Part of a data file

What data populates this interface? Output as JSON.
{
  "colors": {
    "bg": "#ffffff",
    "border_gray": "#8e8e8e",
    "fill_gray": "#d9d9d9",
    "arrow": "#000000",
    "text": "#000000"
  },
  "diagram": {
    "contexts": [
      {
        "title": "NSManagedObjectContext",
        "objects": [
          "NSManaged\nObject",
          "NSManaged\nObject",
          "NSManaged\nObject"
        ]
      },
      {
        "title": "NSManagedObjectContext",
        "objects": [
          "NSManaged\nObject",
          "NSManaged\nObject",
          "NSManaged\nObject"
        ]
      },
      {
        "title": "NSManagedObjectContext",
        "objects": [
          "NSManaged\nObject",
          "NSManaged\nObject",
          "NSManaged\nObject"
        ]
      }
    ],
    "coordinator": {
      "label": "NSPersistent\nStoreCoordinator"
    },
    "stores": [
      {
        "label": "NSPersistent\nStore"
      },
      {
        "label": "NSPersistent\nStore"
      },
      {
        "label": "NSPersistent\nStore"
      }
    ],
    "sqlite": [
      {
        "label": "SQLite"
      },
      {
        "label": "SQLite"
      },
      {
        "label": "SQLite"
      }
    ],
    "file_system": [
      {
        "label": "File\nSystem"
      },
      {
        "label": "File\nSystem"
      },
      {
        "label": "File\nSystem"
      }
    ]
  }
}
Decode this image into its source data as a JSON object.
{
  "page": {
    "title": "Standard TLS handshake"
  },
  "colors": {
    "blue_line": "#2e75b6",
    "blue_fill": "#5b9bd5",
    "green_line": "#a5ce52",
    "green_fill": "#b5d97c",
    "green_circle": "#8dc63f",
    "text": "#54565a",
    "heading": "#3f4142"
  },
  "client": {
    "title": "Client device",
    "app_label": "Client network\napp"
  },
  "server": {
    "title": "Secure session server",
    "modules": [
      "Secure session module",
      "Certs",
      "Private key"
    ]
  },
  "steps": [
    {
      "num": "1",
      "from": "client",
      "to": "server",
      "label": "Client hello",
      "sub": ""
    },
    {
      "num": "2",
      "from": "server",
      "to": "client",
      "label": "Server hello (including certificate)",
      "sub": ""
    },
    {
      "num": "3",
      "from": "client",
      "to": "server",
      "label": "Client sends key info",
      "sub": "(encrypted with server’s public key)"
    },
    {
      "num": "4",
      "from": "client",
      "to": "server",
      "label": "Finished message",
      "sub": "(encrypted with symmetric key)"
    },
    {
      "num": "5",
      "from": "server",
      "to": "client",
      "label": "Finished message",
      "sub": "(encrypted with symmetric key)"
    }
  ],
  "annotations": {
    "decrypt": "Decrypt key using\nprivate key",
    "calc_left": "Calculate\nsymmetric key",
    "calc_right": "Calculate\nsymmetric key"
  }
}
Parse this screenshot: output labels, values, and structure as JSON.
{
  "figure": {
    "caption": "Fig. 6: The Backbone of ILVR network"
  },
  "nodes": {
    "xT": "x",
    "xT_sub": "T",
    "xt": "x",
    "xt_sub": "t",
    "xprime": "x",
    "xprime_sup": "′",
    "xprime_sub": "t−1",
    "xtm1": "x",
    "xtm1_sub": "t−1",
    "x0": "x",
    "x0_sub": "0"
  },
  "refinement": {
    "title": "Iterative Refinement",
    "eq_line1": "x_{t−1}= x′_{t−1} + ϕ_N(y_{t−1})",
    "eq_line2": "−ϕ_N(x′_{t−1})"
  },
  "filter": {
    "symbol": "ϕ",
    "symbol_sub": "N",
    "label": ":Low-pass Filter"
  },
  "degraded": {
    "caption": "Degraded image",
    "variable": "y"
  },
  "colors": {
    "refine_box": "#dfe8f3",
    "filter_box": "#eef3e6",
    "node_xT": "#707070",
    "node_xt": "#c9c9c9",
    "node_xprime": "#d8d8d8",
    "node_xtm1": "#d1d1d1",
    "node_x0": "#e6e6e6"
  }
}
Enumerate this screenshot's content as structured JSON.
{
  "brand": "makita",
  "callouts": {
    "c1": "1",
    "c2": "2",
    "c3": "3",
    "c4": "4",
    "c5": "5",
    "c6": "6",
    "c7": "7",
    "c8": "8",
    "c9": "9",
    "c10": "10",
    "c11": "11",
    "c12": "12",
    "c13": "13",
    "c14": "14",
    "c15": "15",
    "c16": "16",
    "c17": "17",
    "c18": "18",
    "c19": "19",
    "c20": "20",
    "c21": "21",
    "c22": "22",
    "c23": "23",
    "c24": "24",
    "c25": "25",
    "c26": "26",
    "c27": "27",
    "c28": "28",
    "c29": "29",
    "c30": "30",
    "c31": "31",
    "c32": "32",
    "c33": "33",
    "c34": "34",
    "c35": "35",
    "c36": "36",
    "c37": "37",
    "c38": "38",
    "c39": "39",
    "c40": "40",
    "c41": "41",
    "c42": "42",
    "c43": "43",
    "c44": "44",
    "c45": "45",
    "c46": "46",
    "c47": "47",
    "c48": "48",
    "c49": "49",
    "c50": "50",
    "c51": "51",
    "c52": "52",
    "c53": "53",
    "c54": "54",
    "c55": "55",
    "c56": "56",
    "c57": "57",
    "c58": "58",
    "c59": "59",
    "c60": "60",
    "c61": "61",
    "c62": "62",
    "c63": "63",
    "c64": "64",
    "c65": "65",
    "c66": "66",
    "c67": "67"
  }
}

- _Directions_: List each line of the records that holds the string "image".

- _Solution below_:
Decode this image into its source data as a JSON object.
    "caption": "Degraded image",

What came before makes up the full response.